:: Description of the task ::
What is the number of lines holding the word "rogerj"? Give that number alone.

:: Data in this exercise ::

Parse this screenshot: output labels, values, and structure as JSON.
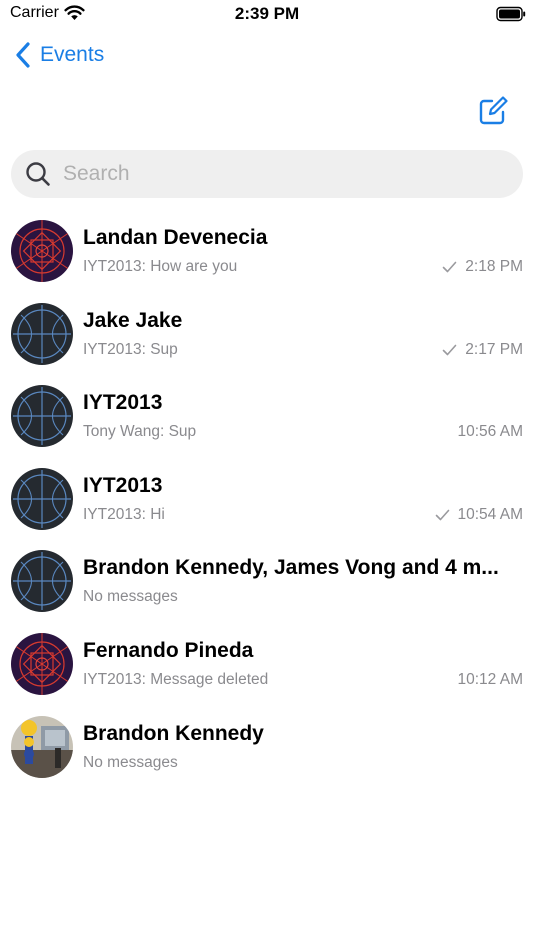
{
  "status_bar": {
    "carrier": "Carrier",
    "time": "2:39 PM"
  },
  "nav": {
    "back_label": "Events",
    "accent_color": "#1a7ee5"
  },
  "search": {
    "placeholder": "Search",
    "value": ""
  },
  "conversations": [
    {
      "title": "Landan Devenecia",
      "subtitle": "IYT2013: How are you",
      "time": "2:18 PM",
      "read_check": true,
      "avatar": "purple-pattern"
    },
    {
      "title": "Jake Jake",
      "subtitle": "IYT2013: Sup",
      "time": "2:17 PM",
      "read_check": true,
      "avatar": "dark-circle-pattern"
    },
    {
      "title": "IYT2013",
      "subtitle": "Tony Wang: Sup",
      "time": "10:56 AM",
      "read_check": false,
      "avatar": "dark-circle-pattern"
    },
    {
      "title": "IYT2013",
      "subtitle": "IYT2013: Hi",
      "time": "10:54 AM",
      "read_check": true,
      "avatar": "dark-circle-pattern"
    },
    {
      "title": "Brandon Kennedy, James Vong and 4 m...",
      "subtitle": "No messages",
      "time": "",
      "read_check": false,
      "avatar": "dark-circle-pattern"
    },
    {
      "title": "Fernando Pineda",
      "subtitle": "IYT2013: Message deleted",
      "time": "10:12 AM",
      "read_check": false,
      "avatar": "purple-pattern"
    },
    {
      "title": "Brandon Kennedy",
      "subtitle": "No messages",
      "time": "",
      "read_check": false,
      "avatar": "photo"
    }
  ]
}
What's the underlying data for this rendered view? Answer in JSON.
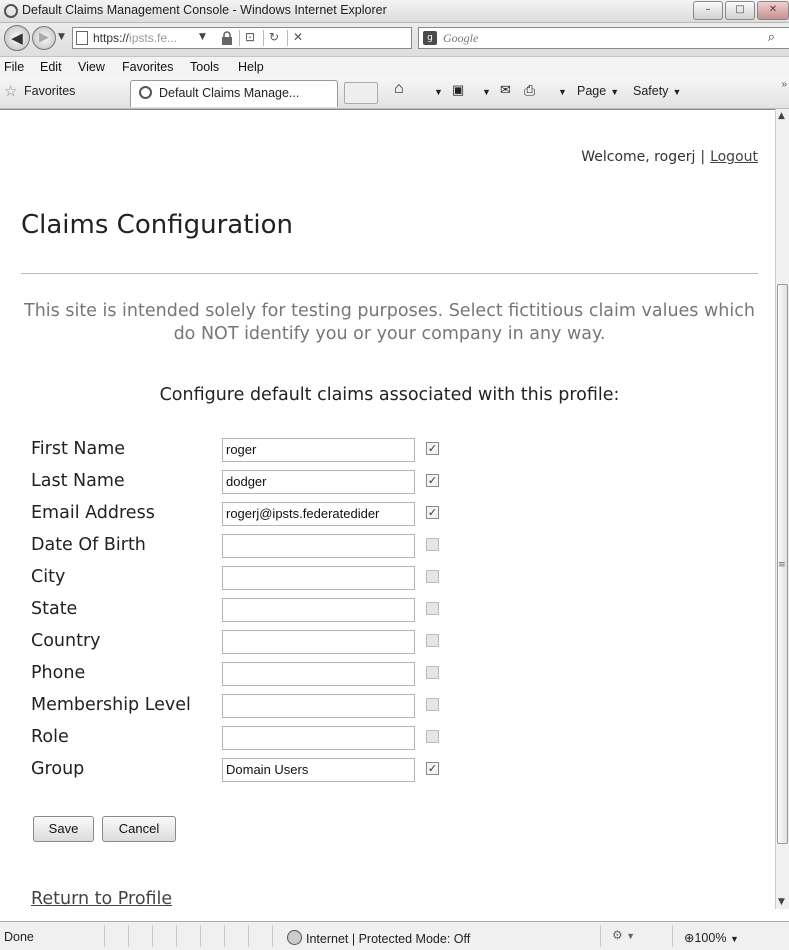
{
  "window": {
    "title": "Default Claims Management Console - Windows Internet Explorer",
    "controls": {
      "minimize": "–",
      "maximize": "□",
      "close": "✕"
    }
  },
  "address_bar": {
    "url_prefix": "https://",
    "url_host": "ipsts.fe...",
    "search_placeholder": "Google"
  },
  "menu": [
    "File",
    "Edit",
    "View",
    "Favorites",
    "Tools",
    "Help"
  ],
  "favorites_bar": {
    "favorites_label": "Favorites",
    "tab_title": "Default Claims Manage...",
    "commands": {
      "page": "Page",
      "safety": "Safety"
    }
  },
  "header": {
    "welcome_text": "Welcome, rogerj",
    "separator": "|",
    "logout": "Logout"
  },
  "page": {
    "title": "Claims Configuration",
    "notice": "This site is intended solely for testing purposes. Select fictitious claim values which do NOT identify you or your company in any way.",
    "configure_heading": "Configure default claims associated with this profile:"
  },
  "claims": [
    {
      "label": "First Name",
      "value": "roger",
      "checked": true
    },
    {
      "label": "Last Name",
      "value": "dodger",
      "checked": true
    },
    {
      "label": "Email Address",
      "value": "rogerj@ipsts.federatedider",
      "checked": true
    },
    {
      "label": "Date Of Birth",
      "value": "",
      "checked": false
    },
    {
      "label": "City",
      "value": "",
      "checked": false
    },
    {
      "label": "State",
      "value": "",
      "checked": false
    },
    {
      "label": "Country",
      "value": "",
      "checked": false
    },
    {
      "label": "Phone",
      "value": "",
      "checked": false
    },
    {
      "label": "Membership Level",
      "value": "",
      "checked": false
    },
    {
      "label": "Role",
      "value": "",
      "checked": false
    },
    {
      "label": "Group",
      "value": "Domain Users",
      "checked": true
    }
  ],
  "buttons": {
    "save": "Save",
    "cancel": "Cancel"
  },
  "return_link": "Return to Profile",
  "status_bar": {
    "status": "Done",
    "zone": "Internet | Protected Mode: Off",
    "zoom": "100%"
  }
}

:: Solution for this task ::
2